### Task to complete
Restate the whole listing word for word. Pictures are left out.

'''

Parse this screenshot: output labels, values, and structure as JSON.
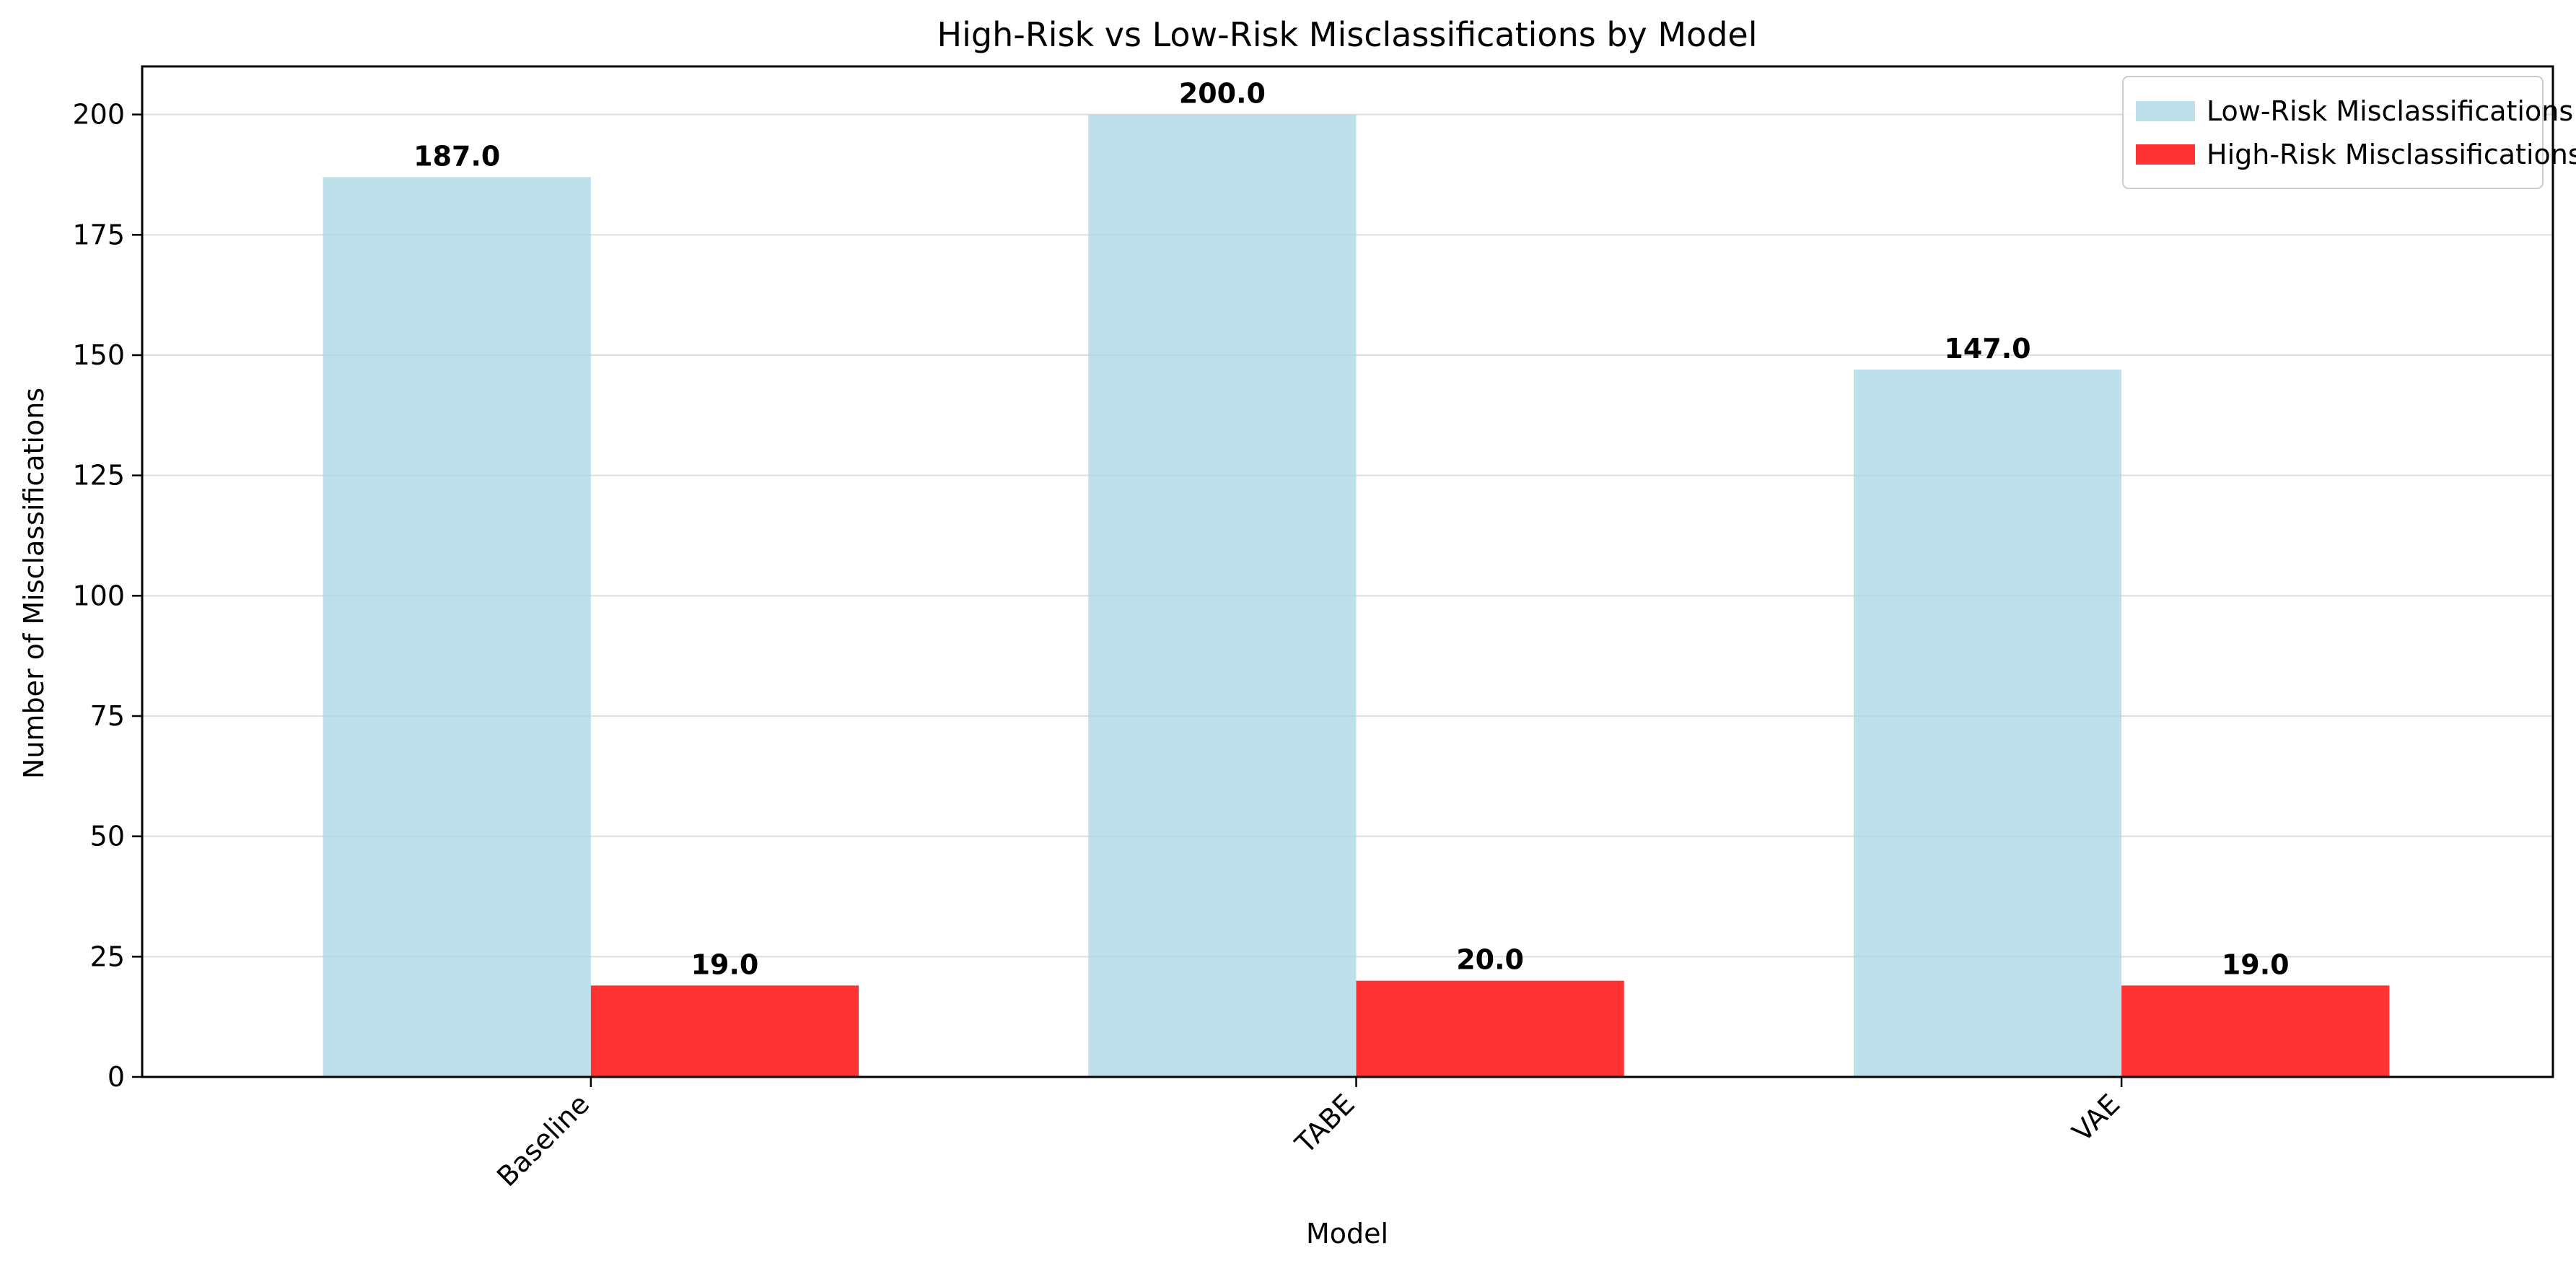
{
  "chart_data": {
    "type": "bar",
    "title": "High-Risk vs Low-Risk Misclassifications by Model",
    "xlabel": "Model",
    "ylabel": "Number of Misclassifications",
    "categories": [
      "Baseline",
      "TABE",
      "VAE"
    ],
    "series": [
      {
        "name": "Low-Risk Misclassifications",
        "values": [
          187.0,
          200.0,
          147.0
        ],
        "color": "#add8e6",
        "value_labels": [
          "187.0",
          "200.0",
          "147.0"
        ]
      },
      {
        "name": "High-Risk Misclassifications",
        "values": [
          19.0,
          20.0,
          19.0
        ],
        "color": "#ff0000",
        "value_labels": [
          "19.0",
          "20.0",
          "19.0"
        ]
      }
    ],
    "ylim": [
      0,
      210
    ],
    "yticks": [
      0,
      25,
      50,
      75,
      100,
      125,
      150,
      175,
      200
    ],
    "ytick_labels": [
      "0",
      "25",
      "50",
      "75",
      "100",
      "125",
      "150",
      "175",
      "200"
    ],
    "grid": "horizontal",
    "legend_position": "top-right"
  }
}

'''

### Output below
Parse this screenshot: output labels, values, and structure as JSON.
{
  "chart_data": {
    "type": "bar",
    "title": "High-Risk vs Low-Risk Misclassifications by Model",
    "xlabel": "Model",
    "ylabel": "Number of Misclassifications",
    "categories": [
      "Baseline",
      "TABE",
      "VAE"
    ],
    "series": [
      {
        "name": "Low-Risk Misclassifications",
        "values": [
          187.0,
          200.0,
          147.0
        ],
        "color": "#add8e6",
        "value_labels": [
          "187.0",
          "200.0",
          "147.0"
        ]
      },
      {
        "name": "High-Risk Misclassifications",
        "values": [
          19.0,
          20.0,
          19.0
        ],
        "color": "#ff0000",
        "value_labels": [
          "19.0",
          "20.0",
          "19.0"
        ]
      }
    ],
    "ylim": [
      0,
      210
    ],
    "yticks": [
      0,
      25,
      50,
      75,
      100,
      125,
      150,
      175,
      200
    ],
    "ytick_labels": [
      "0",
      "25",
      "50",
      "75",
      "100",
      "125",
      "150",
      "175",
      "200"
    ],
    "grid": "horizontal",
    "legend_position": "top-right"
  }
}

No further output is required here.